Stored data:
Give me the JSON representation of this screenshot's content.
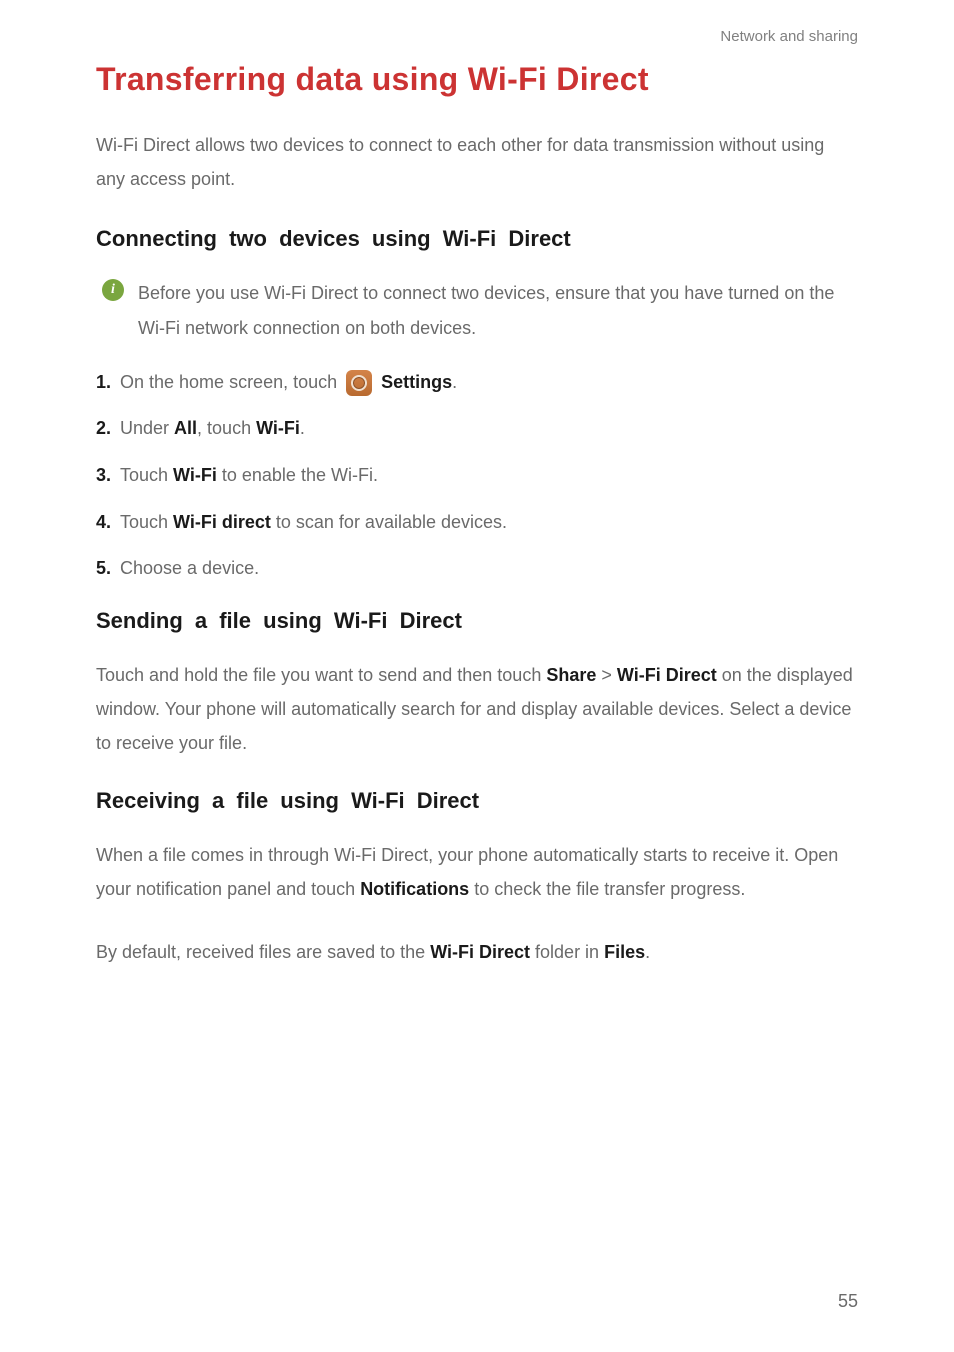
{
  "header": "Network and sharing",
  "title": "Transferring data using Wi-Fi Direct",
  "intro": "Wi-Fi Direct allows two devices to connect to each other for data transmission without using any access point.",
  "section1": {
    "title": "Connecting two devices using Wi-Fi Direct",
    "info": "Before you use Wi-Fi Direct to connect two devices, ensure that you have turned on the Wi-Fi network connection on both devices.",
    "steps": {
      "s1_prefix": "On the home screen, touch ",
      "s1_suffix": "Settings",
      "s1_end": ".",
      "s2_prefix": "Under ",
      "s2_all": "All",
      "s2_mid": ", touch ",
      "s2_wifi": "Wi-Fi",
      "s2_end": ".",
      "s3_prefix": "Touch ",
      "s3_wifi": "Wi-Fi",
      "s3_suffix": " to enable the Wi-Fi.",
      "s4_prefix": "Touch ",
      "s4_wfd": "Wi-Fi direct",
      "s4_suffix": " to scan for available devices.",
      "s5": "Choose a device."
    }
  },
  "section2": {
    "title": "Sending a file using Wi-Fi Direct",
    "p1_a": "Touch and hold the file you want to send and then touch ",
    "p1_share": "Share",
    "p1_gt": " > ",
    "p1_wfd": "Wi-Fi Direct",
    "p1_b": " on the displayed window. Your phone will automatically search for and display available devices. Select a device to receive your file."
  },
  "section3": {
    "title": "Receiving a file using Wi-Fi Direct",
    "p1_a": "When a file comes in through Wi-Fi Direct, your phone automatically starts to receive it. Open your notification panel and touch ",
    "p1_notif": "Notifications",
    "p1_b": " to check the file transfer progress.",
    "p2_a": "By default, received files are saved to the ",
    "p2_wfd": "Wi-Fi Direct",
    "p2_mid": " folder in ",
    "p2_files": "Files",
    "p2_end": "."
  },
  "pageNumber": "55"
}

Instructions for the task:
Restate the data above exactly, stripping out each image.

Output of the exercise:
Give me the JSON representation of this screenshot's content.
{
  "header": "Network and sharing",
  "title": "Transferring data using Wi-Fi Direct",
  "intro": "Wi-Fi Direct allows two devices to connect to each other for data transmission without using any access point.",
  "section1": {
    "title": "Connecting two devices using Wi-Fi Direct",
    "info": "Before you use Wi-Fi Direct to connect two devices, ensure that you have turned on the Wi-Fi network connection on both devices.",
    "steps": {
      "s1_prefix": "On the home screen, touch ",
      "s1_suffix": "Settings",
      "s1_end": ".",
      "s2_prefix": "Under ",
      "s2_all": "All",
      "s2_mid": ", touch ",
      "s2_wifi": "Wi-Fi",
      "s2_end": ".",
      "s3_prefix": "Touch ",
      "s3_wifi": "Wi-Fi",
      "s3_suffix": " to enable the Wi-Fi.",
      "s4_prefix": "Touch ",
      "s4_wfd": "Wi-Fi direct",
      "s4_suffix": " to scan for available devices.",
      "s5": "Choose a device."
    }
  },
  "section2": {
    "title": "Sending a file using Wi-Fi Direct",
    "p1_a": "Touch and hold the file you want to send and then touch ",
    "p1_share": "Share",
    "p1_gt": " > ",
    "p1_wfd": "Wi-Fi Direct",
    "p1_b": " on the displayed window. Your phone will automatically search for and display available devices. Select a device to receive your file."
  },
  "section3": {
    "title": "Receiving a file using Wi-Fi Direct",
    "p1_a": "When a file comes in through Wi-Fi Direct, your phone automatically starts to receive it. Open your notification panel and touch ",
    "p1_notif": "Notifications",
    "p1_b": " to check the file transfer progress.",
    "p2_a": "By default, received files are saved to the ",
    "p2_wfd": "Wi-Fi Direct",
    "p2_mid": " folder in ",
    "p2_files": "Files",
    "p2_end": "."
  },
  "pageNumber": "55"
}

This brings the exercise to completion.